What you need to do. All of the data should be output character for character, except the pictures.
▬▬▬
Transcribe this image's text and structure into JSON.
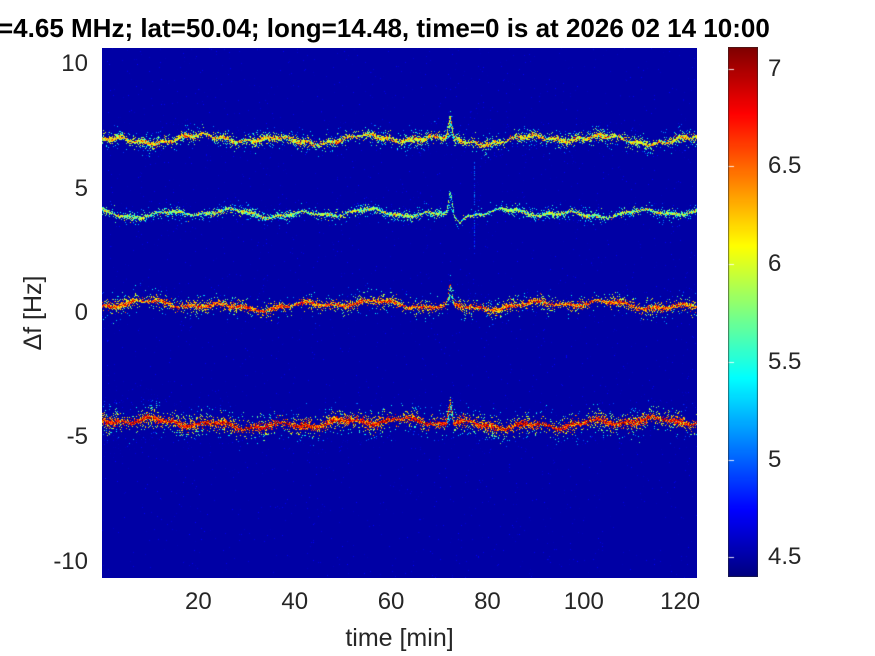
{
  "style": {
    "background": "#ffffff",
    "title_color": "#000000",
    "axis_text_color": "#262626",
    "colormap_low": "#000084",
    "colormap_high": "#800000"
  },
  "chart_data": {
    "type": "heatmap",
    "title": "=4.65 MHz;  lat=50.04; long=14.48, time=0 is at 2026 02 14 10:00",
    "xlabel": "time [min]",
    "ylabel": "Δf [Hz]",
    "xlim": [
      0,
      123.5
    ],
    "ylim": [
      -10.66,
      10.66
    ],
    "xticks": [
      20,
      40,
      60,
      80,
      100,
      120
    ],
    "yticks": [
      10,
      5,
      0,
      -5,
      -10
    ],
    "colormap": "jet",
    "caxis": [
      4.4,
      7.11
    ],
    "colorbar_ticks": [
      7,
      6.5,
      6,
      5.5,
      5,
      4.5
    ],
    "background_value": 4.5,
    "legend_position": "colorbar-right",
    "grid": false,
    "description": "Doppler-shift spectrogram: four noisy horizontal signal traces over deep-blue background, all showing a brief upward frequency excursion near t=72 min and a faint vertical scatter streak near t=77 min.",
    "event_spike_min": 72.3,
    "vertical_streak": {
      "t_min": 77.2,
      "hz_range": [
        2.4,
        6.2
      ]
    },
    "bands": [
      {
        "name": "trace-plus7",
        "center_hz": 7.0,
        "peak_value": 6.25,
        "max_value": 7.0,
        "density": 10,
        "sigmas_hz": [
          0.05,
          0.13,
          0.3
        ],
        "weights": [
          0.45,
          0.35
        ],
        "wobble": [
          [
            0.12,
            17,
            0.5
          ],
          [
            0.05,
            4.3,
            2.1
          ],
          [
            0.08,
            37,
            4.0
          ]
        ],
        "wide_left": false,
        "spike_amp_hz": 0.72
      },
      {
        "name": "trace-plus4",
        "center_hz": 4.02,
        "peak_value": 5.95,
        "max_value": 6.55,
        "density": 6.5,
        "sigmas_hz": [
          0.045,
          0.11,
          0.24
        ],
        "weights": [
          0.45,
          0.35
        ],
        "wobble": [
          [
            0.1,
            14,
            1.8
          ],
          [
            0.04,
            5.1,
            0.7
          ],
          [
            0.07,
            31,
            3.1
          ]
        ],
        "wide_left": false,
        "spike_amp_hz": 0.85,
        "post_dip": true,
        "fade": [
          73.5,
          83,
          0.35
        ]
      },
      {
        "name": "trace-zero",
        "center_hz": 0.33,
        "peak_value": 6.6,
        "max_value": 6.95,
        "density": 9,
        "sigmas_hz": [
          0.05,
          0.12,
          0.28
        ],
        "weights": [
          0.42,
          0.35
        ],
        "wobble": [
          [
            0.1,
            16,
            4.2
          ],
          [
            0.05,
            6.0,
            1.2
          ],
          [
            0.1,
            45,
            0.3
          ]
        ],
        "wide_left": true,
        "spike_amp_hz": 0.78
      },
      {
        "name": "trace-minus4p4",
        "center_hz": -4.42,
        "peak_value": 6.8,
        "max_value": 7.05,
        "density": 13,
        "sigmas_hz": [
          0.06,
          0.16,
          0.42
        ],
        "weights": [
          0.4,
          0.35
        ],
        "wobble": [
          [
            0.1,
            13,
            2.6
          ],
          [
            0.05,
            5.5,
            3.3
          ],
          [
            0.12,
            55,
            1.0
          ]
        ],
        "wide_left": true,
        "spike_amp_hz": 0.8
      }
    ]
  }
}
▬▬▬
Written answer.
Transcribe this image's text and structure into JSON.
{
  "style": {
    "background": "#ffffff",
    "title_color": "#000000",
    "axis_text_color": "#262626",
    "colormap_low": "#000084",
    "colormap_high": "#800000"
  },
  "chart_data": {
    "type": "heatmap",
    "title": "=4.65 MHz;  lat=50.04; long=14.48, time=0 is at 2026 02 14 10:00",
    "xlabel": "time [min]",
    "ylabel": "Δf [Hz]",
    "xlim": [
      0,
      123.5
    ],
    "ylim": [
      -10.66,
      10.66
    ],
    "xticks": [
      20,
      40,
      60,
      80,
      100,
      120
    ],
    "yticks": [
      10,
      5,
      0,
      -5,
      -10
    ],
    "colormap": "jet",
    "caxis": [
      4.4,
      7.11
    ],
    "colorbar_ticks": [
      7,
      6.5,
      6,
      5.5,
      5,
      4.5
    ],
    "background_value": 4.5,
    "legend_position": "colorbar-right",
    "grid": false,
    "description": "Doppler-shift spectrogram: four noisy horizontal signal traces over deep-blue background, all showing a brief upward frequency excursion near t=72 min and a faint vertical scatter streak near t=77 min.",
    "event_spike_min": 72.3,
    "vertical_streak": {
      "t_min": 77.2,
      "hz_range": [
        2.4,
        6.2
      ]
    },
    "bands": [
      {
        "name": "trace-plus7",
        "center_hz": 7.0,
        "peak_value": 6.25,
        "max_value": 7.0,
        "density": 10,
        "sigmas_hz": [
          0.05,
          0.13,
          0.3
        ],
        "weights": [
          0.45,
          0.35
        ],
        "wobble": [
          [
            0.12,
            17,
            0.5
          ],
          [
            0.05,
            4.3,
            2.1
          ],
          [
            0.08,
            37,
            4.0
          ]
        ],
        "wide_left": false,
        "spike_amp_hz": 0.72
      },
      {
        "name": "trace-plus4",
        "center_hz": 4.02,
        "peak_value": 5.95,
        "max_value": 6.55,
        "density": 6.5,
        "sigmas_hz": [
          0.045,
          0.11,
          0.24
        ],
        "weights": [
          0.45,
          0.35
        ],
        "wobble": [
          [
            0.1,
            14,
            1.8
          ],
          [
            0.04,
            5.1,
            0.7
          ],
          [
            0.07,
            31,
            3.1
          ]
        ],
        "wide_left": false,
        "spike_amp_hz": 0.85,
        "post_dip": true,
        "fade": [
          73.5,
          83,
          0.35
        ]
      },
      {
        "name": "trace-zero",
        "center_hz": 0.33,
        "peak_value": 6.6,
        "max_value": 6.95,
        "density": 9,
        "sigmas_hz": [
          0.05,
          0.12,
          0.28
        ],
        "weights": [
          0.42,
          0.35
        ],
        "wobble": [
          [
            0.1,
            16,
            4.2
          ],
          [
            0.05,
            6.0,
            1.2
          ],
          [
            0.1,
            45,
            0.3
          ]
        ],
        "wide_left": true,
        "spike_amp_hz": 0.78
      },
      {
        "name": "trace-minus4p4",
        "center_hz": -4.42,
        "peak_value": 6.8,
        "max_value": 7.05,
        "density": 13,
        "sigmas_hz": [
          0.06,
          0.16,
          0.42
        ],
        "weights": [
          0.4,
          0.35
        ],
        "wobble": [
          [
            0.1,
            13,
            2.6
          ],
          [
            0.05,
            5.5,
            3.3
          ],
          [
            0.12,
            55,
            1.0
          ]
        ],
        "wide_left": true,
        "spike_amp_hz": 0.8
      }
    ]
  }
}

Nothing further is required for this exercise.